SET PROBLEM: Copy all entries without alteration and skip the pictures they hold.

DATA SHOWN:
══════════

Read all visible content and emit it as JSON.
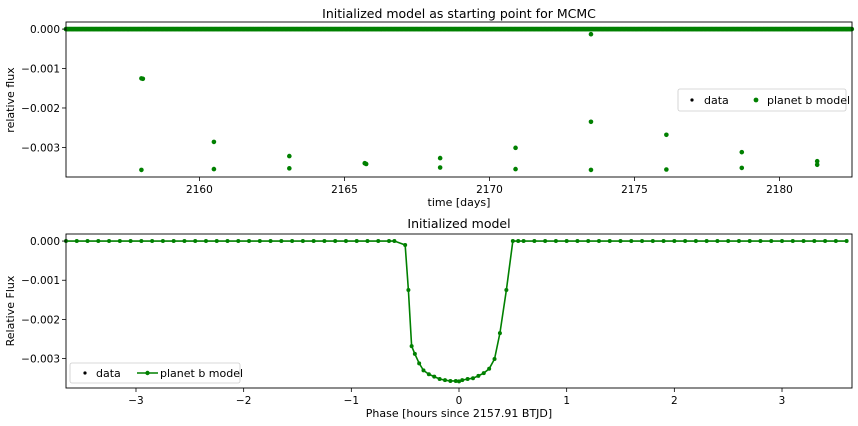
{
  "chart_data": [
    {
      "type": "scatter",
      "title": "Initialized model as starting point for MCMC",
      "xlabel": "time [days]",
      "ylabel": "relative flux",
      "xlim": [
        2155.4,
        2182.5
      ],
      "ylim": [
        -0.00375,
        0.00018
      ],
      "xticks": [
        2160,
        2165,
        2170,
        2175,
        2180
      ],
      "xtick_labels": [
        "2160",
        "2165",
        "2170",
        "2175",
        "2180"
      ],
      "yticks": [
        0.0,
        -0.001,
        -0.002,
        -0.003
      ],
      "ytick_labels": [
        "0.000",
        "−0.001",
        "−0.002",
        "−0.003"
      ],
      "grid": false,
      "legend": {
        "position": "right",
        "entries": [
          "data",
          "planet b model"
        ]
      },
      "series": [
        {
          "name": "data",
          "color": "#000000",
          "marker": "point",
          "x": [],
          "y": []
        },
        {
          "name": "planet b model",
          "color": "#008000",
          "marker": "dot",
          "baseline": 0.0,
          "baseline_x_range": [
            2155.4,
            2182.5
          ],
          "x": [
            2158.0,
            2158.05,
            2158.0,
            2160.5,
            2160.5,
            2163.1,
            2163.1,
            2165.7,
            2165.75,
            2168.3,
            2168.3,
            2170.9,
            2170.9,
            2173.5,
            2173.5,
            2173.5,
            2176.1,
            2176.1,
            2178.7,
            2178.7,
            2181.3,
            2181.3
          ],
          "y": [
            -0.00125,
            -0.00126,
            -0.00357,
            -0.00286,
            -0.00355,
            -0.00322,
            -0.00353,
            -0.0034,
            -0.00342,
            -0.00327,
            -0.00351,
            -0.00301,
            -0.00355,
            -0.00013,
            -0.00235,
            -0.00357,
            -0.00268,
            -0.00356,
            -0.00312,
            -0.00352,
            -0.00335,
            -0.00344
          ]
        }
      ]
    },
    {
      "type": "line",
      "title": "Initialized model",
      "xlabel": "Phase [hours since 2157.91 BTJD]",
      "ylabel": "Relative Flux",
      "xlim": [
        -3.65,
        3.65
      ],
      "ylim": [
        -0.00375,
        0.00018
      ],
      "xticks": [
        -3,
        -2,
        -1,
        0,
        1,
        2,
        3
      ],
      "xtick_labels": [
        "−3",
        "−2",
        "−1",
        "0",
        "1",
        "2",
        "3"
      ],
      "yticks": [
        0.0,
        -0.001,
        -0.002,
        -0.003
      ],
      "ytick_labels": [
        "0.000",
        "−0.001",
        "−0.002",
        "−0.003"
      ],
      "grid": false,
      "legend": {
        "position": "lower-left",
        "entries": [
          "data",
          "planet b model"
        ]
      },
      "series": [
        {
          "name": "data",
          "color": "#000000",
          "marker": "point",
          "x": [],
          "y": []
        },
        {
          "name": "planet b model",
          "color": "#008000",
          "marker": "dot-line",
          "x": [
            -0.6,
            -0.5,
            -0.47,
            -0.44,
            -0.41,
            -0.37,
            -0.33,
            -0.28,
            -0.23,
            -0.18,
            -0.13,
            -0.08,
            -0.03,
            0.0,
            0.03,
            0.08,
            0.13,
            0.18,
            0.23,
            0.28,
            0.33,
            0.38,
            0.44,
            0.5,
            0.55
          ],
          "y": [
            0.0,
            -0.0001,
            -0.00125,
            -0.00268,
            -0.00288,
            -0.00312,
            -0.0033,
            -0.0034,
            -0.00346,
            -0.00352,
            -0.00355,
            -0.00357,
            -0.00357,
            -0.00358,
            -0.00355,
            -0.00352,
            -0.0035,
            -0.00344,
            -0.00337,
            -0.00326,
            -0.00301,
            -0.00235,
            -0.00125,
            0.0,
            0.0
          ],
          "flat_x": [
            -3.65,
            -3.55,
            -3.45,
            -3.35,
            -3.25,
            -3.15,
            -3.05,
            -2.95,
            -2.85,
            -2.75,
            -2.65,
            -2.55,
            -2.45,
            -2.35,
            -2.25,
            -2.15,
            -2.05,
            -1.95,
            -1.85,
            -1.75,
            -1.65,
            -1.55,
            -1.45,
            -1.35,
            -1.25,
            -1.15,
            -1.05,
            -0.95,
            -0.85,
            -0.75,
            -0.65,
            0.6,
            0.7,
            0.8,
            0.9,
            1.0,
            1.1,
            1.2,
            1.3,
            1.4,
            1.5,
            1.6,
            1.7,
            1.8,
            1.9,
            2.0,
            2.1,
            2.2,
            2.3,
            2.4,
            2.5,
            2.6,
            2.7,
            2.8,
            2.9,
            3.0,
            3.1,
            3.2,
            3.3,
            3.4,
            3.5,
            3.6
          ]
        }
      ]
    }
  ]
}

══════════

ANSWER FOR THE TASK:
Read all visible content and emit it as JSON.
{
  "chart_data": [
    {
      "type": "scatter",
      "title": "Initialized model as starting point for MCMC",
      "xlabel": "time [days]",
      "ylabel": "relative flux",
      "xlim": [
        2155.4,
        2182.5
      ],
      "ylim": [
        -0.00375,
        0.00018
      ],
      "xticks": [
        2160,
        2165,
        2170,
        2175,
        2180
      ],
      "xtick_labels": [
        "2160",
        "2165",
        "2170",
        "2175",
        "2180"
      ],
      "yticks": [
        0.0,
        -0.001,
        -0.002,
        -0.003
      ],
      "ytick_labels": [
        "0.000",
        "−0.001",
        "−0.002",
        "−0.003"
      ],
      "grid": false,
      "legend": {
        "position": "right",
        "entries": [
          "data",
          "planet b model"
        ]
      },
      "series": [
        {
          "name": "data",
          "color": "#000000",
          "marker": "point",
          "x": [],
          "y": []
        },
        {
          "name": "planet b model",
          "color": "#008000",
          "marker": "dot",
          "baseline": 0.0,
          "baseline_x_range": [
            2155.4,
            2182.5
          ],
          "x": [
            2158.0,
            2158.05,
            2158.0,
            2160.5,
            2160.5,
            2163.1,
            2163.1,
            2165.7,
            2165.75,
            2168.3,
            2168.3,
            2170.9,
            2170.9,
            2173.5,
            2173.5,
            2173.5,
            2176.1,
            2176.1,
            2178.7,
            2178.7,
            2181.3,
            2181.3
          ],
          "y": [
            -0.00125,
            -0.00126,
            -0.00357,
            -0.00286,
            -0.00355,
            -0.00322,
            -0.00353,
            -0.0034,
            -0.00342,
            -0.00327,
            -0.00351,
            -0.00301,
            -0.00355,
            -0.00013,
            -0.00235,
            -0.00357,
            -0.00268,
            -0.00356,
            -0.00312,
            -0.00352,
            -0.00335,
            -0.00344
          ]
        }
      ]
    },
    {
      "type": "line",
      "title": "Initialized model",
      "xlabel": "Phase [hours since 2157.91 BTJD]",
      "ylabel": "Relative Flux",
      "xlim": [
        -3.65,
        3.65
      ],
      "ylim": [
        -0.00375,
        0.00018
      ],
      "xticks": [
        -3,
        -2,
        -1,
        0,
        1,
        2,
        3
      ],
      "xtick_labels": [
        "−3",
        "−2",
        "−1",
        "0",
        "1",
        "2",
        "3"
      ],
      "yticks": [
        0.0,
        -0.001,
        -0.002,
        -0.003
      ],
      "ytick_labels": [
        "0.000",
        "−0.001",
        "−0.002",
        "−0.003"
      ],
      "grid": false,
      "legend": {
        "position": "lower-left",
        "entries": [
          "data",
          "planet b model"
        ]
      },
      "series": [
        {
          "name": "data",
          "color": "#000000",
          "marker": "point",
          "x": [],
          "y": []
        },
        {
          "name": "planet b model",
          "color": "#008000",
          "marker": "dot-line",
          "x": [
            -0.6,
            -0.5,
            -0.47,
            -0.44,
            -0.41,
            -0.37,
            -0.33,
            -0.28,
            -0.23,
            -0.18,
            -0.13,
            -0.08,
            -0.03,
            0.0,
            0.03,
            0.08,
            0.13,
            0.18,
            0.23,
            0.28,
            0.33,
            0.38,
            0.44,
            0.5,
            0.55
          ],
          "y": [
            0.0,
            -0.0001,
            -0.00125,
            -0.00268,
            -0.00288,
            -0.00312,
            -0.0033,
            -0.0034,
            -0.00346,
            -0.00352,
            -0.00355,
            -0.00357,
            -0.00357,
            -0.00358,
            -0.00355,
            -0.00352,
            -0.0035,
            -0.00344,
            -0.00337,
            -0.00326,
            -0.00301,
            -0.00235,
            -0.00125,
            0.0,
            0.0
          ],
          "flat_x": [
            -3.65,
            -3.55,
            -3.45,
            -3.35,
            -3.25,
            -3.15,
            -3.05,
            -2.95,
            -2.85,
            -2.75,
            -2.65,
            -2.55,
            -2.45,
            -2.35,
            -2.25,
            -2.15,
            -2.05,
            -1.95,
            -1.85,
            -1.75,
            -1.65,
            -1.55,
            -1.45,
            -1.35,
            -1.25,
            -1.15,
            -1.05,
            -0.95,
            -0.85,
            -0.75,
            -0.65,
            0.6,
            0.7,
            0.8,
            0.9,
            1.0,
            1.1,
            1.2,
            1.3,
            1.4,
            1.5,
            1.6,
            1.7,
            1.8,
            1.9,
            2.0,
            2.1,
            2.2,
            2.3,
            2.4,
            2.5,
            2.6,
            2.7,
            2.8,
            2.9,
            3.0,
            3.1,
            3.2,
            3.3,
            3.4,
            3.5,
            3.6
          ]
        }
      ]
    }
  ]
}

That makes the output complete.